--- BEGIN Recorded data ---
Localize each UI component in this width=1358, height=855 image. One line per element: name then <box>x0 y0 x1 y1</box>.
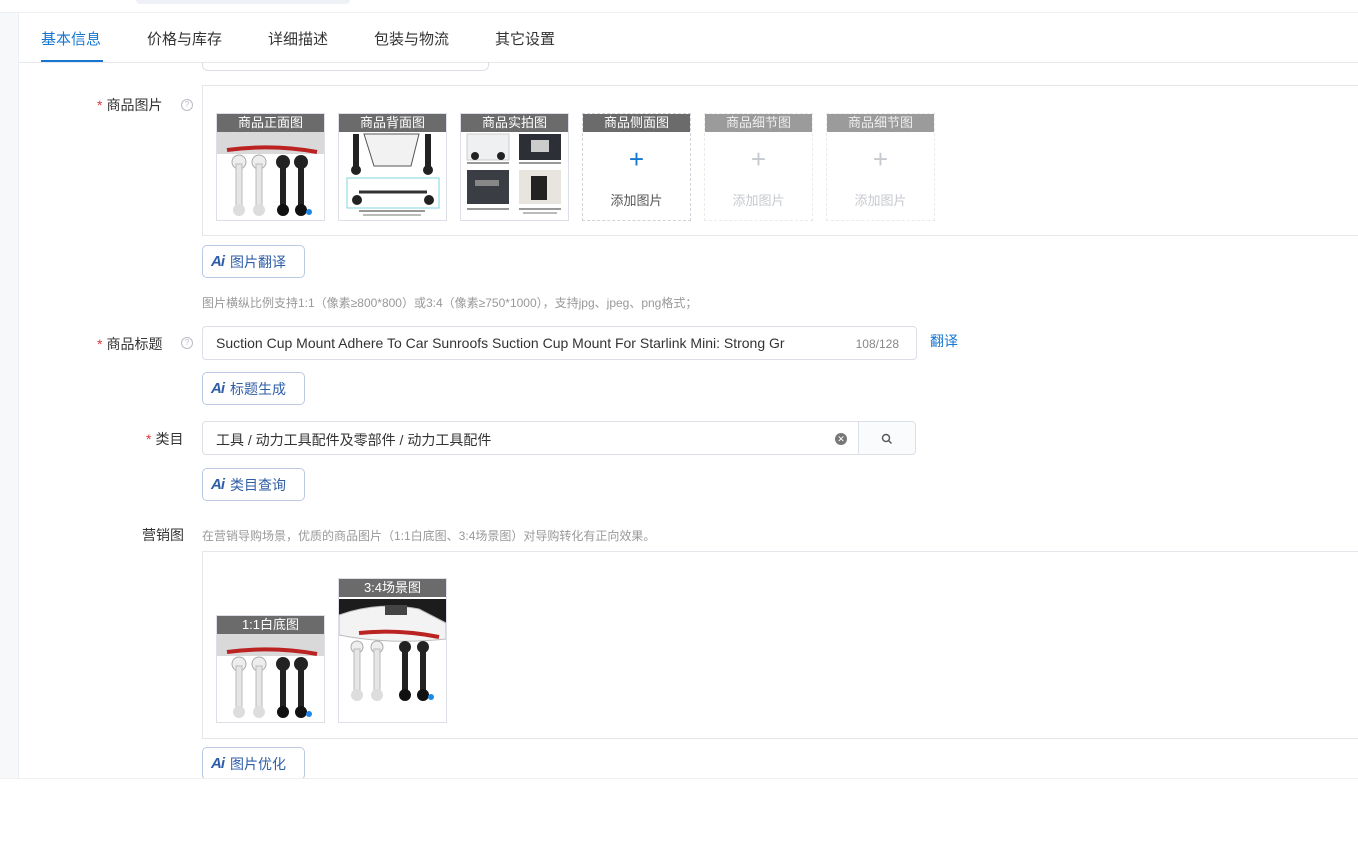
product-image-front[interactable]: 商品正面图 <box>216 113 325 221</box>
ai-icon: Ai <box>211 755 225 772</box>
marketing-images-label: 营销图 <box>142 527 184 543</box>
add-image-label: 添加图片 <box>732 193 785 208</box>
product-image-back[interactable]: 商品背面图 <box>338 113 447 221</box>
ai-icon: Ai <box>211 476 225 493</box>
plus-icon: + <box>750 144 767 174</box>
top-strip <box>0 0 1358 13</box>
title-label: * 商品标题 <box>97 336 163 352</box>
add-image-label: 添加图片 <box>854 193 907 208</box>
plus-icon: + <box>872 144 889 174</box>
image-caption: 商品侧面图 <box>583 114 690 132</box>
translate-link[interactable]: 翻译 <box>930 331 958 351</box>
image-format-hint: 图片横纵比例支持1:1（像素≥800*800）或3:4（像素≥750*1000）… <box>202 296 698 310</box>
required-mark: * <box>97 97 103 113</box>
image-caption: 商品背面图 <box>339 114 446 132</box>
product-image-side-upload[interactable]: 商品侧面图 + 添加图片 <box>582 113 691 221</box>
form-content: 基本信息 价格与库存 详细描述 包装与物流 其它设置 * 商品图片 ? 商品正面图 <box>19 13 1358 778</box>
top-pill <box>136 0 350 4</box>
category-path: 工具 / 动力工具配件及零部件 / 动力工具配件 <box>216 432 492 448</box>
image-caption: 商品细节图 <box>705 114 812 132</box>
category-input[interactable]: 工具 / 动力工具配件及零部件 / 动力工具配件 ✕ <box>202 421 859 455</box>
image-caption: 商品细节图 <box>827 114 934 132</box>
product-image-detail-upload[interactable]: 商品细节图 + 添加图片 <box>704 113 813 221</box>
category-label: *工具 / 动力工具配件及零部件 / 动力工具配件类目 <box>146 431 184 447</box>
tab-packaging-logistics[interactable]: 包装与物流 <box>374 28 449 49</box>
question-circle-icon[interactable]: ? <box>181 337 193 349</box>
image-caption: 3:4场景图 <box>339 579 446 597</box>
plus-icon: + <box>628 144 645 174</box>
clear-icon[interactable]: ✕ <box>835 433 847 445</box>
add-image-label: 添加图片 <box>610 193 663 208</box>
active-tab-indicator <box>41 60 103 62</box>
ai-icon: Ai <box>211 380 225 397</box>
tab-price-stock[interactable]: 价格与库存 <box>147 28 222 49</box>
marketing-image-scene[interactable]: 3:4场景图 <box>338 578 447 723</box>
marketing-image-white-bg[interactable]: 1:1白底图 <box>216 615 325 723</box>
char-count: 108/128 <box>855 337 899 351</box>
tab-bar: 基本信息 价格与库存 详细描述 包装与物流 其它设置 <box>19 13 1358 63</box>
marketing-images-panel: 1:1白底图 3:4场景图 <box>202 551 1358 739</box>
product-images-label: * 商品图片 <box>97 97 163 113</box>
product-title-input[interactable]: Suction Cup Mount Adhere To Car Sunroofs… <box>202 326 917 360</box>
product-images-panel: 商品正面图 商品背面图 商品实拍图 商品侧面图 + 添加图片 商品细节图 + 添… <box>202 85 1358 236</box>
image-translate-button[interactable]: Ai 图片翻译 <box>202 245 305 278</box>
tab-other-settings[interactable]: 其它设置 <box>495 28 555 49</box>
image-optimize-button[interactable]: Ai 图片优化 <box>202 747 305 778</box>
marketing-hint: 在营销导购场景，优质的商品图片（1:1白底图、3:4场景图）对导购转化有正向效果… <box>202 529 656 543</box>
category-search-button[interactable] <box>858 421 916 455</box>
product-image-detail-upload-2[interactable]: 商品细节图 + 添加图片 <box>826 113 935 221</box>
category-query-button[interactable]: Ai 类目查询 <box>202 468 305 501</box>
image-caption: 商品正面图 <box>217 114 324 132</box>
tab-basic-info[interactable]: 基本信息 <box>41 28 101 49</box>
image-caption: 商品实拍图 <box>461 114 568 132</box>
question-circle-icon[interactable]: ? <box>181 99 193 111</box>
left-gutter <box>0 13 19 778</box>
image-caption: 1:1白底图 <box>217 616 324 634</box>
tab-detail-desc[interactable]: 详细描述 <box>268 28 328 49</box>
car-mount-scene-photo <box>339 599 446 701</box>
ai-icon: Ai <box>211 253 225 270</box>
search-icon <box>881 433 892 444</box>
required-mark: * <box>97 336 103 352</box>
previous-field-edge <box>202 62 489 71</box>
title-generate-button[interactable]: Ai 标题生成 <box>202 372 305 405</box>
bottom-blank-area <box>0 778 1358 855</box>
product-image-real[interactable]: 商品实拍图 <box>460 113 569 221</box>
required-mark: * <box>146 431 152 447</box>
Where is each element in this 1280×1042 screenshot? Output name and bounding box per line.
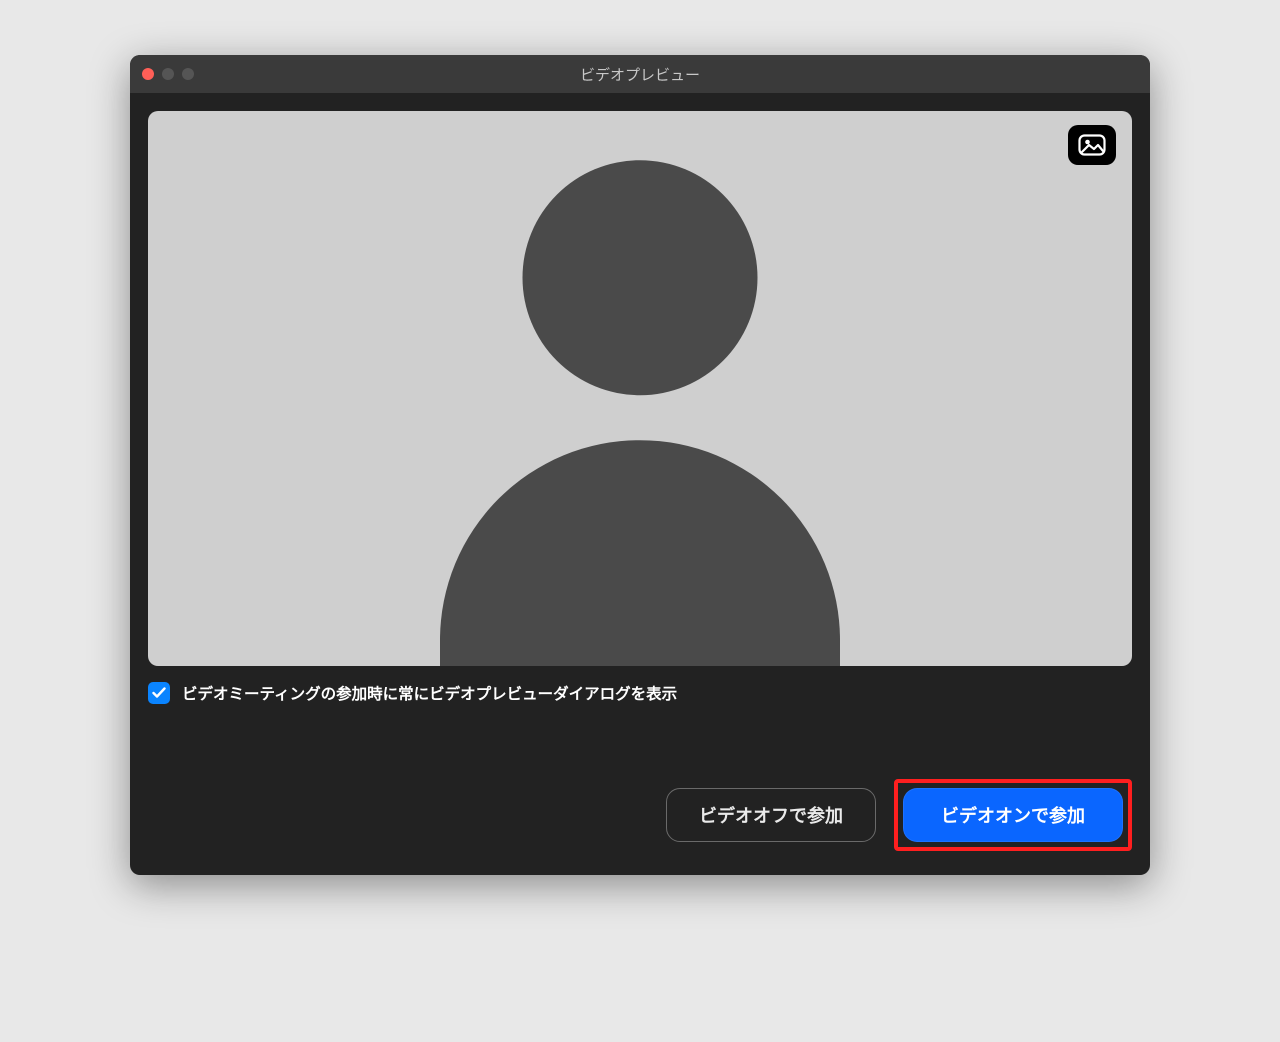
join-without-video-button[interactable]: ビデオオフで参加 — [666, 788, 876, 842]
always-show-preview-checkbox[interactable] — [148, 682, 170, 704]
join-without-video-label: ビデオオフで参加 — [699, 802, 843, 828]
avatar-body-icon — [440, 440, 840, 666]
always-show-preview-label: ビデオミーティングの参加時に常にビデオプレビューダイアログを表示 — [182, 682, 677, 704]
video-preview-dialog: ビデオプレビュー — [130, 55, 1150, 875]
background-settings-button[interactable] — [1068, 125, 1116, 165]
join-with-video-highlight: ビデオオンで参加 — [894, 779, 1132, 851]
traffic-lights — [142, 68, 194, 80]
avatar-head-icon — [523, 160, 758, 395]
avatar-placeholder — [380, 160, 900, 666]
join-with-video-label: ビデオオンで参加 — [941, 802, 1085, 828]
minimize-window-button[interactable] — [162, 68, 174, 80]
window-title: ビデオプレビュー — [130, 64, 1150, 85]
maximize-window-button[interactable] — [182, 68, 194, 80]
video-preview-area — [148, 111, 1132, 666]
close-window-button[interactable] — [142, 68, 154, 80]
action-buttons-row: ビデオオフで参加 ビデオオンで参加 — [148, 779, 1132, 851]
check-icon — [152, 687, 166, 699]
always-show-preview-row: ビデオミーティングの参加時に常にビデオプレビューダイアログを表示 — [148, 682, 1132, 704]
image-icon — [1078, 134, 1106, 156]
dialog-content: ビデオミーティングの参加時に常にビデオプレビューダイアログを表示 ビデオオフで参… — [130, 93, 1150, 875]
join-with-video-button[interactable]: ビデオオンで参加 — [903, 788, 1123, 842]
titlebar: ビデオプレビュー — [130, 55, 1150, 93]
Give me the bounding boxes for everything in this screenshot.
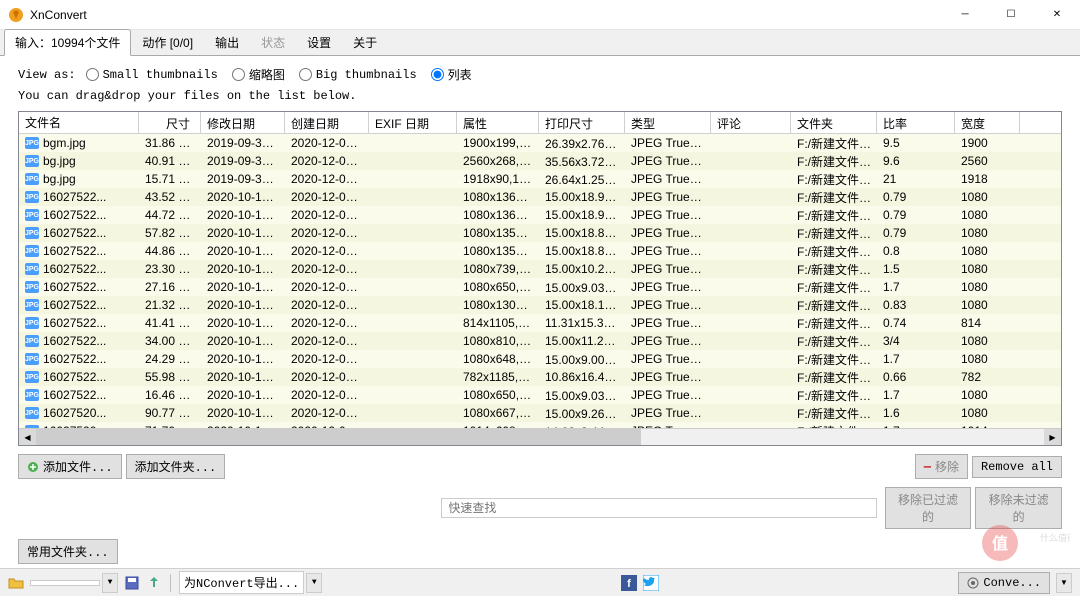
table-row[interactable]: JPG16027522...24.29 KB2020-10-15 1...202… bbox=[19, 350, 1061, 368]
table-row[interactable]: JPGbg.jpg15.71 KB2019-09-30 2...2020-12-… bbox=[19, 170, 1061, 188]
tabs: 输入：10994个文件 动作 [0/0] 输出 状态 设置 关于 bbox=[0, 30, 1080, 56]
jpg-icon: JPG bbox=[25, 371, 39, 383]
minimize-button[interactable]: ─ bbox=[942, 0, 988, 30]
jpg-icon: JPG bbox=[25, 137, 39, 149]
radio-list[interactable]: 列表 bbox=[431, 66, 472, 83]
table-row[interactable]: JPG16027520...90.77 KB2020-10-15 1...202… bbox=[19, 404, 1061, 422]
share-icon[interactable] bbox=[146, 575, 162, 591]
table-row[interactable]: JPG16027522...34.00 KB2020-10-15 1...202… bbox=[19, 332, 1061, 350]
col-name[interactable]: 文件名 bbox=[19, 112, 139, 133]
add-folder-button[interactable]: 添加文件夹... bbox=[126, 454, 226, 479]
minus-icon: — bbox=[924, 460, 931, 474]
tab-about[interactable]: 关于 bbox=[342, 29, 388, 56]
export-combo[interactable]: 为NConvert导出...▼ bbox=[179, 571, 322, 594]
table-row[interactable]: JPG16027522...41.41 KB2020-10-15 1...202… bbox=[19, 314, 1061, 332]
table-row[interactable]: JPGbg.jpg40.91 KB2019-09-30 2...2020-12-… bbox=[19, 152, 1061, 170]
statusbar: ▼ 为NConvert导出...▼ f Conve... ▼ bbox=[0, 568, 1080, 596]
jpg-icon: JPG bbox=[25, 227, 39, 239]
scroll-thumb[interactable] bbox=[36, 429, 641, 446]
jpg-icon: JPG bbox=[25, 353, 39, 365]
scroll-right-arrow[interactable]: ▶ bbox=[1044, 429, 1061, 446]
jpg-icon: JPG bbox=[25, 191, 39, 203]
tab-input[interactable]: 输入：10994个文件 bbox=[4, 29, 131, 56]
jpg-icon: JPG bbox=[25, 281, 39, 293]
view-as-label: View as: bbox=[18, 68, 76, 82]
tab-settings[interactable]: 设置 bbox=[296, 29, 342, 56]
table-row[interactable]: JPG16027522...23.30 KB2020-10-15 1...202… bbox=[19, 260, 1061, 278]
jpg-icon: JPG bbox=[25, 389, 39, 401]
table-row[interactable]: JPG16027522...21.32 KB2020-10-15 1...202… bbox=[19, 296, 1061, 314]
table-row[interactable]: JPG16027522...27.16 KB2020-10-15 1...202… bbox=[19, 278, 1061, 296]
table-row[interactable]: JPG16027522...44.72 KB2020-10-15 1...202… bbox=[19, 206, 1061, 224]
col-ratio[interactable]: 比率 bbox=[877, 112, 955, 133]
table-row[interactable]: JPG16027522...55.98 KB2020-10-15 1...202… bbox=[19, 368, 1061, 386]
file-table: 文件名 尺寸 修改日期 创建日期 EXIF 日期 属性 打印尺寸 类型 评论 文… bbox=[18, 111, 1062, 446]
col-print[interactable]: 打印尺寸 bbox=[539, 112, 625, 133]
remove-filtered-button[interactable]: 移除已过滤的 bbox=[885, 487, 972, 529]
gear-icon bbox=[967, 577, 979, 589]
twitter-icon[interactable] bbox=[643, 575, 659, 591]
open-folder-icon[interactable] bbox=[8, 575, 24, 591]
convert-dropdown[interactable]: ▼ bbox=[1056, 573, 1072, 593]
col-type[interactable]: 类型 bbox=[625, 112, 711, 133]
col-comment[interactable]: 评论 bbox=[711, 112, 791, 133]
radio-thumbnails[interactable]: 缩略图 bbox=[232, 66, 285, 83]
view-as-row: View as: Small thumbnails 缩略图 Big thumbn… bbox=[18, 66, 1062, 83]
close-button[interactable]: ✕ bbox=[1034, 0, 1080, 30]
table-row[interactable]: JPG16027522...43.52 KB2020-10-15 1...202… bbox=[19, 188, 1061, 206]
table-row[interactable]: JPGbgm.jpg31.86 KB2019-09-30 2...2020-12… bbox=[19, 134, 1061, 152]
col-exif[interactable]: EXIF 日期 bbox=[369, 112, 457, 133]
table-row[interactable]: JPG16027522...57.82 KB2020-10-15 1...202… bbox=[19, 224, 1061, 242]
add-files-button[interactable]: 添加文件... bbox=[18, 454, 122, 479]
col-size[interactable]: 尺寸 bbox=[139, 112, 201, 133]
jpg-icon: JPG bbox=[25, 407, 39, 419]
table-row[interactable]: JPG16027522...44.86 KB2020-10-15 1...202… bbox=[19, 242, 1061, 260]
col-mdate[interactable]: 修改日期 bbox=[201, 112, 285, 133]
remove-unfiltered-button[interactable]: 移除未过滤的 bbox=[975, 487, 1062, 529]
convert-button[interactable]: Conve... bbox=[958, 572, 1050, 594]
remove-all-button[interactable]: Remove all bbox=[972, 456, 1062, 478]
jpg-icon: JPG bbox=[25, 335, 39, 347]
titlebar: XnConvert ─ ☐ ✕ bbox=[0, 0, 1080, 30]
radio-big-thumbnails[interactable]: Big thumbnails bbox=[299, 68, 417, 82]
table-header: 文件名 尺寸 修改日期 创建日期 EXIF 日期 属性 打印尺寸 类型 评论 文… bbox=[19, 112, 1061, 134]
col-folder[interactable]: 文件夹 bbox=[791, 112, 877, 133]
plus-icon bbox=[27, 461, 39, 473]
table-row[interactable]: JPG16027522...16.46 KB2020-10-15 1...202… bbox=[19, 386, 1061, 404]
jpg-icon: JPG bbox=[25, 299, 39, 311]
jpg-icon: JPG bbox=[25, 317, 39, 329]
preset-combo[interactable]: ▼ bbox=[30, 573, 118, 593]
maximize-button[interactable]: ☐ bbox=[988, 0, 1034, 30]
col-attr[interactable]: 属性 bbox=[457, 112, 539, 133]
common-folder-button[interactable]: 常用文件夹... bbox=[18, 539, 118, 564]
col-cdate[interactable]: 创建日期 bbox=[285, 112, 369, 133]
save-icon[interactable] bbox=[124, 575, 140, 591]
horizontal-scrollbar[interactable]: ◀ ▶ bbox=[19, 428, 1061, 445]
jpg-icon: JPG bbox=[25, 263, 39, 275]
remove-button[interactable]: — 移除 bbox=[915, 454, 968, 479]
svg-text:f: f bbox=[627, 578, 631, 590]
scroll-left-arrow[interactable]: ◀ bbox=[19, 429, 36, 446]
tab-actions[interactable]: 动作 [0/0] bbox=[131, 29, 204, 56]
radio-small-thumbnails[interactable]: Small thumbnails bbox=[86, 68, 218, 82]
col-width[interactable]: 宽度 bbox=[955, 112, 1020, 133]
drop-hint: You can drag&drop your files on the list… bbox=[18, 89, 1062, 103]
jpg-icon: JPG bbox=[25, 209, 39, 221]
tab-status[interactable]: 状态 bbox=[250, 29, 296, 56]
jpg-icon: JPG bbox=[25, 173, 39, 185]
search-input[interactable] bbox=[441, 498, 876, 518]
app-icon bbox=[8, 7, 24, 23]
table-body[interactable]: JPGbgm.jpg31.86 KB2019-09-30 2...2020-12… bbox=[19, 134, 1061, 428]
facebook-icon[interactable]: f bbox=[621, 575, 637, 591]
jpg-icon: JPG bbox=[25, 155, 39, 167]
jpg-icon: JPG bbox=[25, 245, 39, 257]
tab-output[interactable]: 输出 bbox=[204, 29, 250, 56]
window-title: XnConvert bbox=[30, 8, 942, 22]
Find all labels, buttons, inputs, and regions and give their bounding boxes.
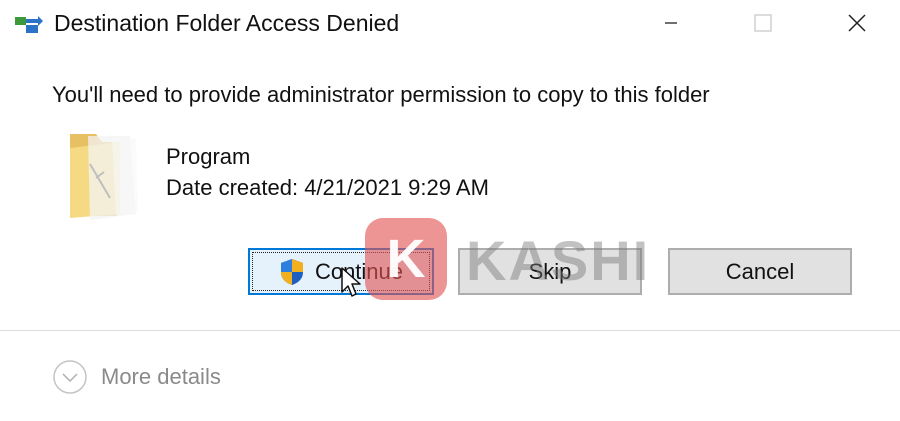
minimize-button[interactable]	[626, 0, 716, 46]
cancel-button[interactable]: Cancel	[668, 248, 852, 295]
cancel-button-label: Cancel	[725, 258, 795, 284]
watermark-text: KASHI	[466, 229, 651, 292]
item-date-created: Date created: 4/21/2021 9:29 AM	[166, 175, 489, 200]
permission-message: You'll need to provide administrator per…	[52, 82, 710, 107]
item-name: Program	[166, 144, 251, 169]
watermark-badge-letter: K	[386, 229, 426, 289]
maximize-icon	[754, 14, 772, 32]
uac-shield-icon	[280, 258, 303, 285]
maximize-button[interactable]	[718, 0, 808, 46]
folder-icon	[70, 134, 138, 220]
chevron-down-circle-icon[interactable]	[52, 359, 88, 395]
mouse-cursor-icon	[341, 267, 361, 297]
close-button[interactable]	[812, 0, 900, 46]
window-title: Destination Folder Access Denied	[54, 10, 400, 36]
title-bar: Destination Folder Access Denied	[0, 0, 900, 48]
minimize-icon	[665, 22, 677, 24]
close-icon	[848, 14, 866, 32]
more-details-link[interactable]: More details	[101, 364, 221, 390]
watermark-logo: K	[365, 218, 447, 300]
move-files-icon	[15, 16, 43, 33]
--- END Recorded data ---
◆ **Task**
Reproduce only the rows between the lines holding "product-image-front[interactable]: 商品正面图 <box>216" and "product-image-detail-upload[interactable]: 商品细节图 +", inclusive, with "add-image-label" changed to "add-image-text" and everything else kept the same.

◆ **Complete answer**
product-image-front[interactable]: 商品正面图 <box>216 113 325 221</box>
ai-icon: Ai <box>211 755 225 772</box>
marketing-images-label: 营销图 <box>142 527 184 543</box>
add-image-text: 添加图片 <box>732 193 785 208</box>
product-image-back[interactable]: 商品背面图 <box>338 113 447 221</box>
ai-icon: Ai <box>211 476 225 493</box>
plus-icon: + <box>750 144 767 174</box>
top-strip <box>0 0 1358 13</box>
title-label: * 商品标题 <box>97 336 163 352</box>
add-image-text: 添加图片 <box>854 193 907 208</box>
plus-icon: + <box>872 144 889 174</box>
image-caption: 商品侧面图 <box>583 114 690 132</box>
translate-link[interactable]: 翻译 <box>930 331 958 351</box>
image-format-hint: 图片横纵比例支持1:1（像素≥800*800）或3:4（像素≥750*1000）… <box>202 296 698 310</box>
required-mark: * <box>97 97 103 113</box>
image-caption: 商品背面图 <box>339 114 446 132</box>
product-image-side-upload[interactable]: 商品侧面图 + 添加图片 <box>582 113 691 221</box>
form-content: 基本信息 价格与库存 详细描述 包装与物流 其它设置 * 商品图片 ? 商品正面图 <box>19 13 1358 778</box>
top-pill <box>136 0 350 4</box>
category-path: 工具 / 动力工具配件及零部件 / 动力工具配件 <box>216 432 492 448</box>
image-caption: 商品细节图 <box>705 114 812 132</box>
category-input[interactable]: 工具 / 动力工具配件及零部件 / 动力工具配件 ✕ <box>202 421 859 455</box>
image-caption: 商品细节图 <box>827 114 934 132</box>
product-image-detail-upload[interactable]: 商品细节图 + 添加图片 <box>704 113 813 221</box>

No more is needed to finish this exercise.